Retype all material exactly. Pictures stay out of the copy.
— BEGIN Material for this exercise —
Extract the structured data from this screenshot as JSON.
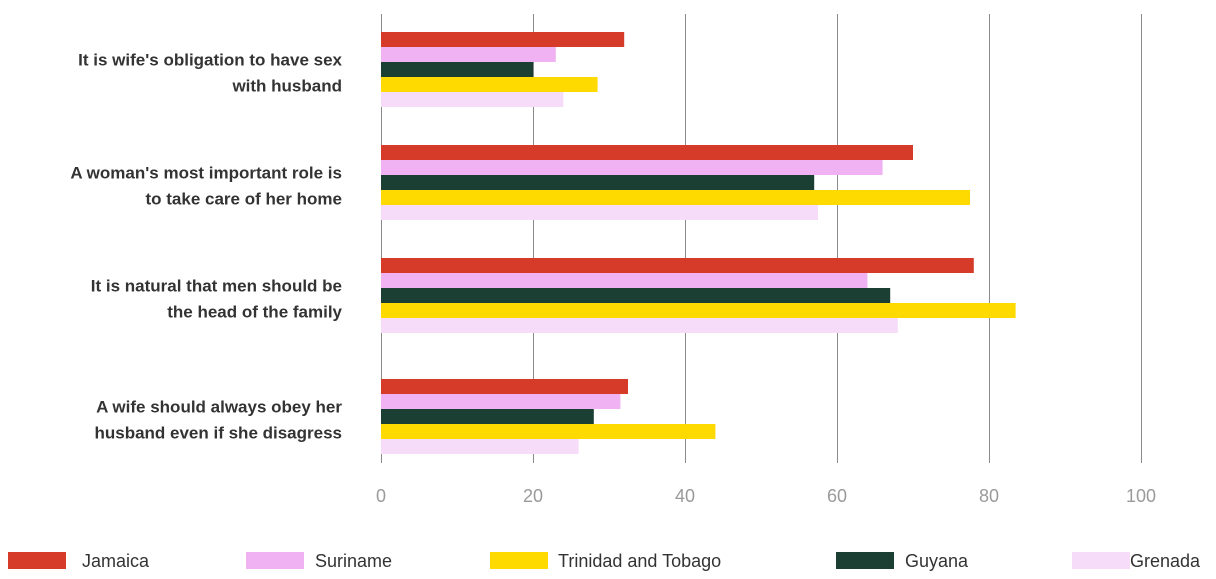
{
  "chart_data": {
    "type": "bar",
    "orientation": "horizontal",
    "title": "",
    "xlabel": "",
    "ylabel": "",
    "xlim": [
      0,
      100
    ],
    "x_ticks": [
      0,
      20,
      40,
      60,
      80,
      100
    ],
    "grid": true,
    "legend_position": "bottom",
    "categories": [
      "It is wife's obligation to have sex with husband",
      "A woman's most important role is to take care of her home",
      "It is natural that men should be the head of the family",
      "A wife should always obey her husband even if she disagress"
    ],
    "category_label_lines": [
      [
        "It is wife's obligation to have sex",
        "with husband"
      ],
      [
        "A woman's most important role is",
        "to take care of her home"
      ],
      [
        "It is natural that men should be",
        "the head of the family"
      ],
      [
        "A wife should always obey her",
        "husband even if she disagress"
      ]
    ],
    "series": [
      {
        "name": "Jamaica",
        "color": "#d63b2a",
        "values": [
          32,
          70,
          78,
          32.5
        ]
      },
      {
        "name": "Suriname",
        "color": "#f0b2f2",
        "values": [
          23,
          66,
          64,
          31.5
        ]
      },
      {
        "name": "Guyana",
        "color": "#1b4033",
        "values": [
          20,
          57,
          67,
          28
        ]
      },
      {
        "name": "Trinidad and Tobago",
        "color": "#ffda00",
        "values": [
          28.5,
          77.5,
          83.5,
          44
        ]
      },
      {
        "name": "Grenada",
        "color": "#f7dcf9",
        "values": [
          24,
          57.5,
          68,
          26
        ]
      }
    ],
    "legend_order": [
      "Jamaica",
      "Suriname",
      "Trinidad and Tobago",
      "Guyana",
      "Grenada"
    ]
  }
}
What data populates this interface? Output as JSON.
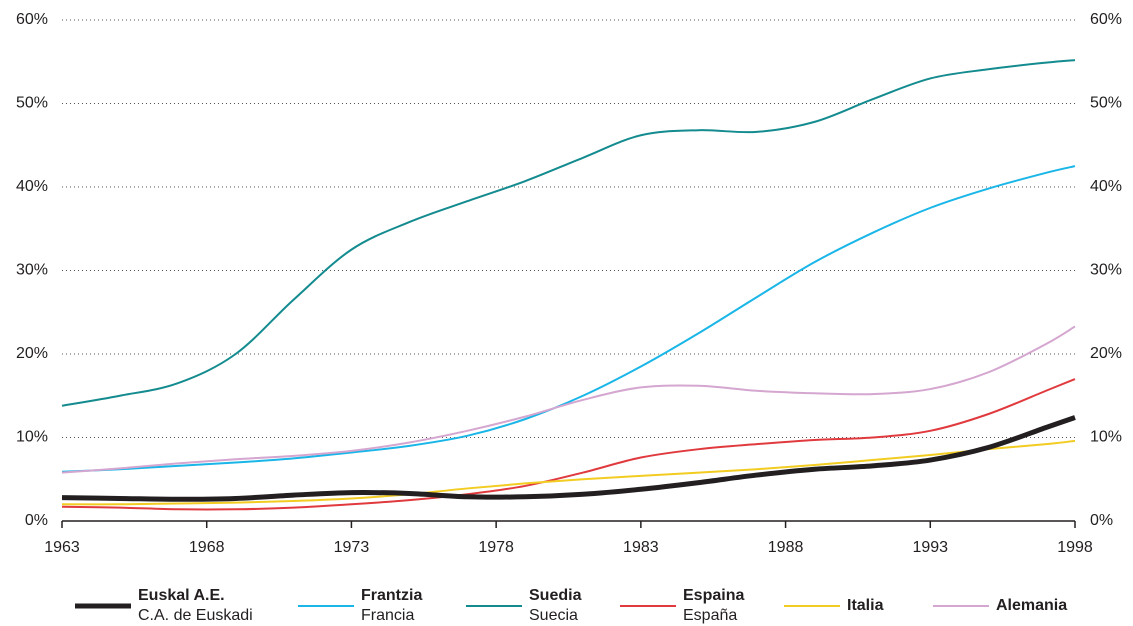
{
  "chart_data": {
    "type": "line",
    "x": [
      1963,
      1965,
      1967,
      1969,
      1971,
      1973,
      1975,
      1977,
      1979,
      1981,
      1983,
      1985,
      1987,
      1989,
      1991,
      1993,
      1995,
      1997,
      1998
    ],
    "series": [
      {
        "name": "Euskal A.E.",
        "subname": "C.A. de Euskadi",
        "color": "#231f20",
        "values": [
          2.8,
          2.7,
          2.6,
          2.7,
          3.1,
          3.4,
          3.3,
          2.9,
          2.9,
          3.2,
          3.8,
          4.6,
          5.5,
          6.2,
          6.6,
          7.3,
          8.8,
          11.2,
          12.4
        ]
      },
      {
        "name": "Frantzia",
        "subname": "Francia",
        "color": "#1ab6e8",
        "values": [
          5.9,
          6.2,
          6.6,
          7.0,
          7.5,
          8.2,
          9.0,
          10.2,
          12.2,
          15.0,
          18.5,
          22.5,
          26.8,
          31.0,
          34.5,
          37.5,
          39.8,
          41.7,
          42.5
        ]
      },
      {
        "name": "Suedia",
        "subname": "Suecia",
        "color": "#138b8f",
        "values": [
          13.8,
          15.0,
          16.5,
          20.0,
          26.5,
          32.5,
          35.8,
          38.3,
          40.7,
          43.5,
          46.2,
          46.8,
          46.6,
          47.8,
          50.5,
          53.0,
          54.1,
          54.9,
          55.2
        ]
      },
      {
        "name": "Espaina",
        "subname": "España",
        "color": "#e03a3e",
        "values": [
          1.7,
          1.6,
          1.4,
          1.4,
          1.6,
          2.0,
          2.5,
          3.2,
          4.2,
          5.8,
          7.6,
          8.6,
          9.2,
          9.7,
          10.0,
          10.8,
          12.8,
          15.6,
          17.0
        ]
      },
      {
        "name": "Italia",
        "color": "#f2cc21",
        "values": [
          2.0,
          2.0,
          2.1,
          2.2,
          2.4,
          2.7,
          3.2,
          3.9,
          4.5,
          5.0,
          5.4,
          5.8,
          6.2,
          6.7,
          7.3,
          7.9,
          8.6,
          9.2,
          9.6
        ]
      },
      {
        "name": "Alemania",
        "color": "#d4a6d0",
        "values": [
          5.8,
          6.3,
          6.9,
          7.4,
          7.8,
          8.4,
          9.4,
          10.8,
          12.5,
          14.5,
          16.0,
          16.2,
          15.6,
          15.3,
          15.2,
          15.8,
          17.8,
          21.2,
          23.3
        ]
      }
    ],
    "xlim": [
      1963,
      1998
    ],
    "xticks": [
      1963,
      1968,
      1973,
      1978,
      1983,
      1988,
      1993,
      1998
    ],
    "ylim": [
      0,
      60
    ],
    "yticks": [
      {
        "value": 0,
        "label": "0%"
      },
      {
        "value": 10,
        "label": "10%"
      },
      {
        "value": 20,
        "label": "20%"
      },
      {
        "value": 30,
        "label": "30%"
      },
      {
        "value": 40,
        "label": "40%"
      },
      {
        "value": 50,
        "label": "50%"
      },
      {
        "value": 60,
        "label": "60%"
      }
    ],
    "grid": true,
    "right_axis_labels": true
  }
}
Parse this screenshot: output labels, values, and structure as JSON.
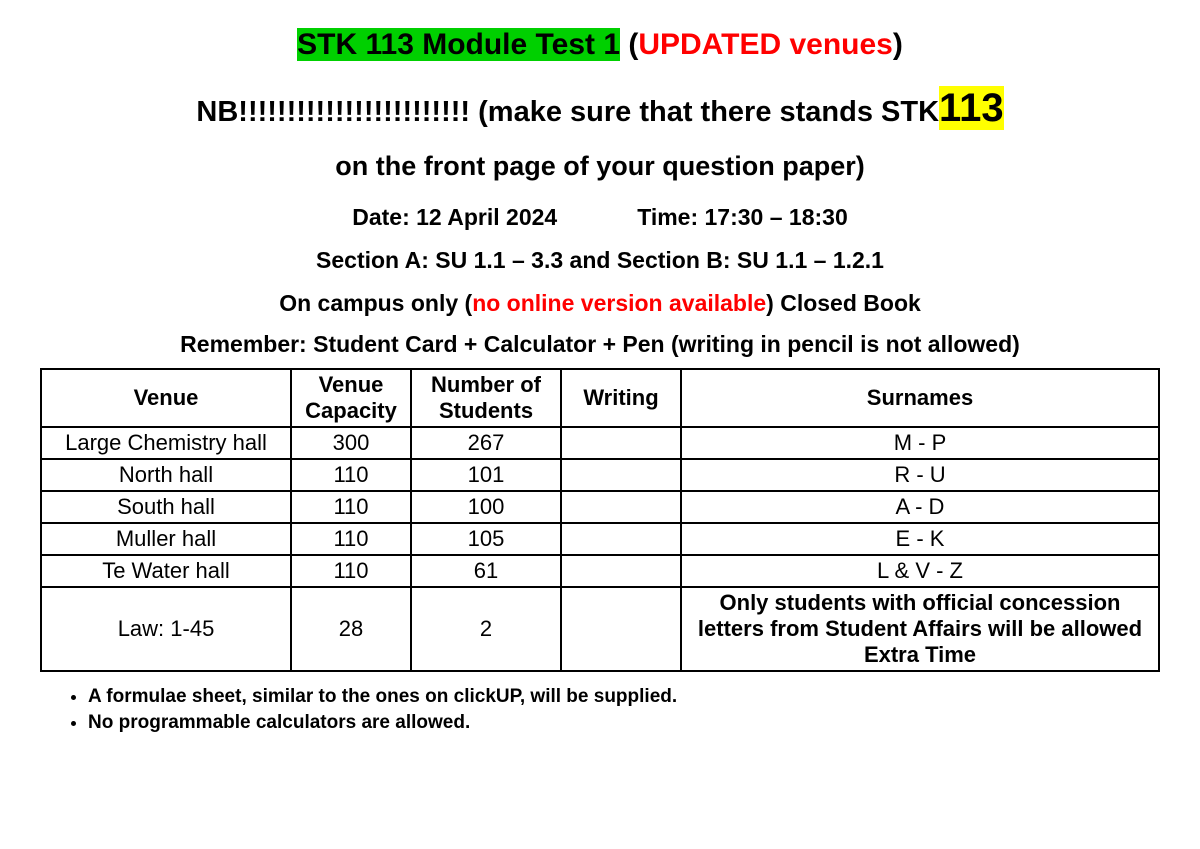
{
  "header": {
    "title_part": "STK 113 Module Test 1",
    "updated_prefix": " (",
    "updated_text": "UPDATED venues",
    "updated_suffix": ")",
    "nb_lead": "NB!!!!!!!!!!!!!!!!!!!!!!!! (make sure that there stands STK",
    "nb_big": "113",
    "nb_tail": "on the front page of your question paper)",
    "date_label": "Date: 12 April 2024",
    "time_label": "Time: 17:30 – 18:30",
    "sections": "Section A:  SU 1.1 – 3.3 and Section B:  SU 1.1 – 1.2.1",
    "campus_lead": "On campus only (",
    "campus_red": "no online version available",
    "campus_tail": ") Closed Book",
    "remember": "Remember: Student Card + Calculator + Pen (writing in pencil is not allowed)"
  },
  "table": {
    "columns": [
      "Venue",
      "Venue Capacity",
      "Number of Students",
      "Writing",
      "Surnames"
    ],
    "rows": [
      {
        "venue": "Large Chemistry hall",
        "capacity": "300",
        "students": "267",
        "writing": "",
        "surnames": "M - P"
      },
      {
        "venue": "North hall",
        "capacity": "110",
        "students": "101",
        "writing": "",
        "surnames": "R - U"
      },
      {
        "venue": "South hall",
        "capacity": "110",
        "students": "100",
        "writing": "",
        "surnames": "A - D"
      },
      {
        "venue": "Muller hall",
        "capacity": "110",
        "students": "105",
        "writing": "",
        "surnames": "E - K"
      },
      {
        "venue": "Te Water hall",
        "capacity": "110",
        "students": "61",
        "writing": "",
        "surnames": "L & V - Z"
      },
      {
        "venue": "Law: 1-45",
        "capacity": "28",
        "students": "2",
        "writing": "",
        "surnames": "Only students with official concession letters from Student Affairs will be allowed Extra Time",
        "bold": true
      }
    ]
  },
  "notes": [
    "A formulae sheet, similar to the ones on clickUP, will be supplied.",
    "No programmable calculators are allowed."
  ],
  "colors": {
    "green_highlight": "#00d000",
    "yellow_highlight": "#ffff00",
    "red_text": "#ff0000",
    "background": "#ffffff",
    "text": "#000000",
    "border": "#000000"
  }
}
— END Material for this exercise —
### Worked solution
Extract the structured data from this screenshot as JSON.
{
  "chart_data": {
    "type": "bar",
    "orientation": "horizontal",
    "title": "",
    "xlabel": "",
    "ylabel": "",
    "xlim": [
      0,
      100
    ],
    "x_ticks": [
      0,
      20,
      40,
      60,
      80,
      100
    ],
    "grid": true,
    "legend_position": "bottom",
    "categories": [
      "It is wife's obligation to have sex with husband",
      "A woman's most important role is to take care of her home",
      "It is natural that men should be the head of the family",
      "A wife should always obey her husband even if she disagress"
    ],
    "category_label_lines": [
      [
        "It is wife's obligation to have sex",
        "with husband"
      ],
      [
        "A woman's most important role is",
        "to take care of her home"
      ],
      [
        "It is natural that men should be",
        "the head of the family"
      ],
      [
        "A wife should always obey her",
        "husband even if she disagress"
      ]
    ],
    "series": [
      {
        "name": "Jamaica",
        "color": "#d63b2a",
        "values": [
          32,
          70,
          78,
          32.5
        ]
      },
      {
        "name": "Suriname",
        "color": "#f0b2f2",
        "values": [
          23,
          66,
          64,
          31.5
        ]
      },
      {
        "name": "Guyana",
        "color": "#1b4033",
        "values": [
          20,
          57,
          67,
          28
        ]
      },
      {
        "name": "Trinidad and Tobago",
        "color": "#ffda00",
        "values": [
          28.5,
          77.5,
          83.5,
          44
        ]
      },
      {
        "name": "Grenada",
        "color": "#f7dcf9",
        "values": [
          24,
          57.5,
          68,
          26
        ]
      }
    ],
    "legend_order": [
      "Jamaica",
      "Suriname",
      "Trinidad and Tobago",
      "Guyana",
      "Grenada"
    ]
  }
}
What data populates this interface? Output as JSON.
{
  "chart_data": {
    "type": "line",
    "x": [
      1963,
      1965,
      1967,
      1969,
      1971,
      1973,
      1975,
      1977,
      1979,
      1981,
      1983,
      1985,
      1987,
      1989,
      1991,
      1993,
      1995,
      1997,
      1998
    ],
    "series": [
      {
        "name": "Euskal A.E.",
        "subname": "C.A. de Euskadi",
        "color": "#231f20",
        "values": [
          2.8,
          2.7,
          2.6,
          2.7,
          3.1,
          3.4,
          3.3,
          2.9,
          2.9,
          3.2,
          3.8,
          4.6,
          5.5,
          6.2,
          6.6,
          7.3,
          8.8,
          11.2,
          12.4
        ]
      },
      {
        "name": "Frantzia",
        "subname": "Francia",
        "color": "#1ab6e8",
        "values": [
          5.9,
          6.2,
          6.6,
          7.0,
          7.5,
          8.2,
          9.0,
          10.2,
          12.2,
          15.0,
          18.5,
          22.5,
          26.8,
          31.0,
          34.5,
          37.5,
          39.8,
          41.7,
          42.5
        ]
      },
      {
        "name": "Suedia",
        "subname": "Suecia",
        "color": "#138b8f",
        "values": [
          13.8,
          15.0,
          16.5,
          20.0,
          26.5,
          32.5,
          35.8,
          38.3,
          40.7,
          43.5,
          46.2,
          46.8,
          46.6,
          47.8,
          50.5,
          53.0,
          54.1,
          54.9,
          55.2
        ]
      },
      {
        "name": "Espaina",
        "subname": "España",
        "color": "#e03a3e",
        "values": [
          1.7,
          1.6,
          1.4,
          1.4,
          1.6,
          2.0,
          2.5,
          3.2,
          4.2,
          5.8,
          7.6,
          8.6,
          9.2,
          9.7,
          10.0,
          10.8,
          12.8,
          15.6,
          17.0
        ]
      },
      {
        "name": "Italia",
        "color": "#f2cc21",
        "values": [
          2.0,
          2.0,
          2.1,
          2.2,
          2.4,
          2.7,
          3.2,
          3.9,
          4.5,
          5.0,
          5.4,
          5.8,
          6.2,
          6.7,
          7.3,
          7.9,
          8.6,
          9.2,
          9.6
        ]
      },
      {
        "name": "Alemania",
        "color": "#d4a6d0",
        "values": [
          5.8,
          6.3,
          6.9,
          7.4,
          7.8,
          8.4,
          9.4,
          10.8,
          12.5,
          14.5,
          16.0,
          16.2,
          15.6,
          15.3,
          15.2,
          15.8,
          17.8,
          21.2,
          23.3
        ]
      }
    ],
    "xlim": [
      1963,
      1998
    ],
    "xticks": [
      1963,
      1968,
      1973,
      1978,
      1983,
      1988,
      1993,
      1998
    ],
    "ylim": [
      0,
      60
    ],
    "yticks": [
      {
        "value": 0,
        "label": "0%"
      },
      {
        "value": 10,
        "label": "10%"
      },
      {
        "value": 20,
        "label": "20%"
      },
      {
        "value": 30,
        "label": "30%"
      },
      {
        "value": 40,
        "label": "40%"
      },
      {
        "value": 50,
        "label": "50%"
      },
      {
        "value": 60,
        "label": "60%"
      }
    ],
    "grid": true,
    "right_axis_labels": true
  }
}
Parse this screenshot: output labels, values, and structure as JSON.
{
  "header": {
    "title_part": "STK 113 Module Test 1",
    "updated_prefix": " (",
    "updated_text": "UPDATED venues",
    "updated_suffix": ")",
    "nb_lead": "NB!!!!!!!!!!!!!!!!!!!!!!!! (make sure that there stands STK",
    "nb_big": "113",
    "nb_tail": "on the front page of your question paper)",
    "date_label": "Date: 12 April 2024",
    "time_label": "Time: 17:30 – 18:30",
    "sections": "Section A:  SU 1.1 – 3.3 and Section B:  SU 1.1 – 1.2.1",
    "campus_lead": "On campus only (",
    "campus_red": "no online version available",
    "campus_tail": ") Closed Book",
    "remember": "Remember: Student Card + Calculator + Pen (writing in pencil is not allowed)"
  },
  "table": {
    "columns": [
      "Venue",
      "Venue Capacity",
      "Number of Students",
      "Writing",
      "Surnames"
    ],
    "rows": [
      {
        "venue": "Large Chemistry hall",
        "capacity": "300",
        "students": "267",
        "writing": "",
        "surnames": "M - P"
      },
      {
        "venue": "North hall",
        "capacity": "110",
        "students": "101",
        "writing": "",
        "surnames": "R - U"
      },
      {
        "venue": "South hall",
        "capacity": "110",
        "students": "100",
        "writing": "",
        "surnames": "A - D"
      },
      {
        "venue": "Muller hall",
        "capacity": "110",
        "students": "105",
        "writing": "",
        "surnames": "E - K"
      },
      {
        "venue": "Te Water hall",
        "capacity": "110",
        "students": "61",
        "writing": "",
        "surnames": "L & V - Z"
      },
      {
        "venue": "Law: 1-45",
        "capacity": "28",
        "students": "2",
        "writing": "",
        "surnames": "Only students with official concession letters from Student Affairs will be allowed Extra Time",
        "bold": true
      }
    ]
  },
  "notes": [
    "A formulae sheet, similar to the ones on clickUP, will be supplied.",
    "No programmable calculators are allowed."
  ],
  "colors": {
    "green_highlight": "#00d000",
    "yellow_highlight": "#ffff00",
    "red_text": "#ff0000",
    "background": "#ffffff",
    "text": "#000000",
    "border": "#000000"
  }
}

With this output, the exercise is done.